§ SET EXERCISE: Lines containing the word "country" are to be located and copied.

§ PROVIDED MATERIAL:
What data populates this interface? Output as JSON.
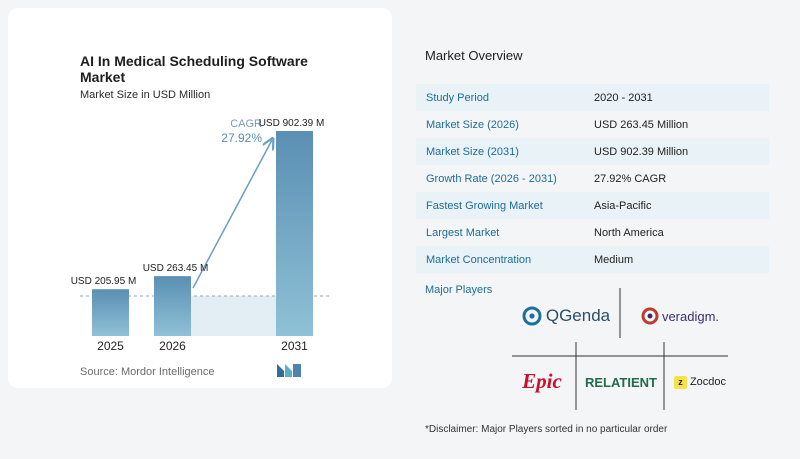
{
  "chart_data": {
    "type": "bar",
    "title": "AI In Medical Scheduling Software Market",
    "subtitle": "Market Size in USD Million",
    "categories": [
      "2025",
      "2026",
      "2031"
    ],
    "values": [
      205.95,
      263.45,
      902.39
    ],
    "value_labels": [
      "USD 205.95 M",
      "USD 263.45 M",
      "USD 902.39 M"
    ],
    "annotation": {
      "label": "CAGR",
      "value": "27.92%"
    },
    "ylim": [
      0,
      902.39
    ],
    "xlabel": "",
    "ylabel": "",
    "colors": {
      "bar_start": "#5a8fb3",
      "bar_end": "#8fc1d6",
      "arrow": "#6a9fc2",
      "shade": "#e3eef4"
    }
  },
  "source": "Source: Mordor Intelligence",
  "overview": {
    "title": "Market Overview",
    "rows": [
      {
        "key": "Study Period",
        "value": "2020 - 2031"
      },
      {
        "key": "Market Size (2026)",
        "value": "USD 263.45 Million"
      },
      {
        "key": "Market Size (2031)",
        "value": "USD 902.39 Million"
      },
      {
        "key": "Growth Rate (2026 - 2031)",
        "value": "27.92% CAGR"
      },
      {
        "key": "Fastest Growing Market",
        "value": "Asia-Pacific"
      },
      {
        "key": "Largest Market",
        "value": "North America"
      },
      {
        "key": "Market Concentration",
        "value": "Medium"
      }
    ],
    "players_label": "Major Players",
    "players": [
      "QGenda",
      "veradigm.",
      "Epic",
      "RELATIENT",
      "Zocdoc"
    ],
    "disclaimer": "*Disclaimer: Major Players sorted in no particular order"
  }
}
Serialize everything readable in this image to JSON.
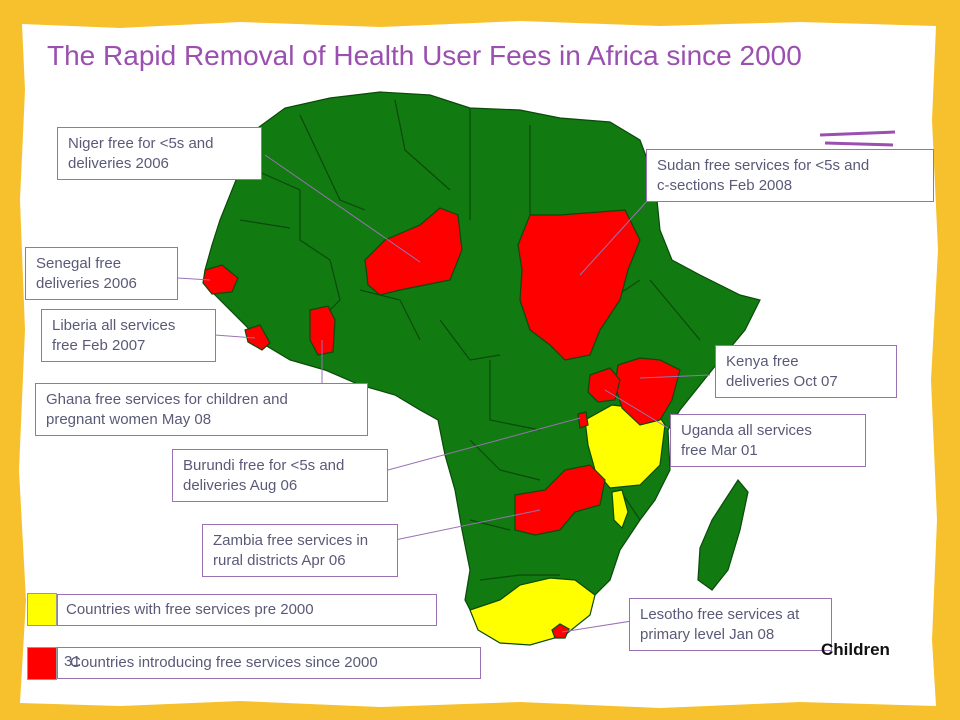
{
  "title": "The Rapid Removal of Health User Fees in Africa since 2000",
  "colors": {
    "background": "#f7c12e",
    "paper": "#ffffff",
    "other_countries": "#117a11",
    "free_pre_2000": "#ffff00",
    "free_since_2000": "#ff0000",
    "title": "#9b4fb0",
    "callout_border": "#9a72b4"
  },
  "callouts": [
    {
      "id": "niger",
      "country": "Niger",
      "lines": [
        "Niger free for <5s and",
        "deliveries 2006"
      ]
    },
    {
      "id": "sudan",
      "country": "Sudan",
      "lines": [
        "Sudan free services for <5s and",
        "c-sections  Feb 2008"
      ]
    },
    {
      "id": "senegal",
      "country": "Senegal",
      "lines": [
        "Senegal free",
        "deliveries 2006"
      ]
    },
    {
      "id": "liberia",
      "country": "Liberia",
      "lines": [
        "Liberia all services",
        "free Feb 2007"
      ]
    },
    {
      "id": "ghana",
      "country": "Ghana",
      "lines": [
        "Ghana free services for children and",
        "pregnant women May 08"
      ]
    },
    {
      "id": "kenya",
      "country": "Kenya",
      "lines": [
        "Kenya free",
        "deliveries Oct 07"
      ]
    },
    {
      "id": "uganda",
      "country": "Uganda",
      "lines": [
        "Uganda all services",
        "free Mar 01"
      ]
    },
    {
      "id": "burundi",
      "country": "Burundi",
      "lines": [
        "Burundi free for <5s and",
        "deliveries Aug 06"
      ]
    },
    {
      "id": "zambia",
      "country": "Zambia",
      "lines": [
        "Zambia free services in",
        "rural districts Apr 06"
      ]
    },
    {
      "id": "lesotho",
      "country": "Lesotho",
      "lines": [
        "Lesotho free services at",
        "primary level Jan 08"
      ]
    }
  ],
  "legend": [
    {
      "label": "Countries with free services pre 2000",
      "color": "#ffff00"
    },
    {
      "label": "Countries introducing free services since 2000",
      "color": "#ff0000"
    }
  ],
  "slide_number": "31",
  "brand": "Children"
}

§ CORRECT RESPONSE:
      "country": "Niger",
      "country": "Sudan",
      "country": "Senegal",
      "country": "Liberia",
      "country": "Ghana",
      "country": "Kenya",
      "country": "Uganda",
      "country": "Burundi",
      "country": "Zambia",
      "country": "Lesotho",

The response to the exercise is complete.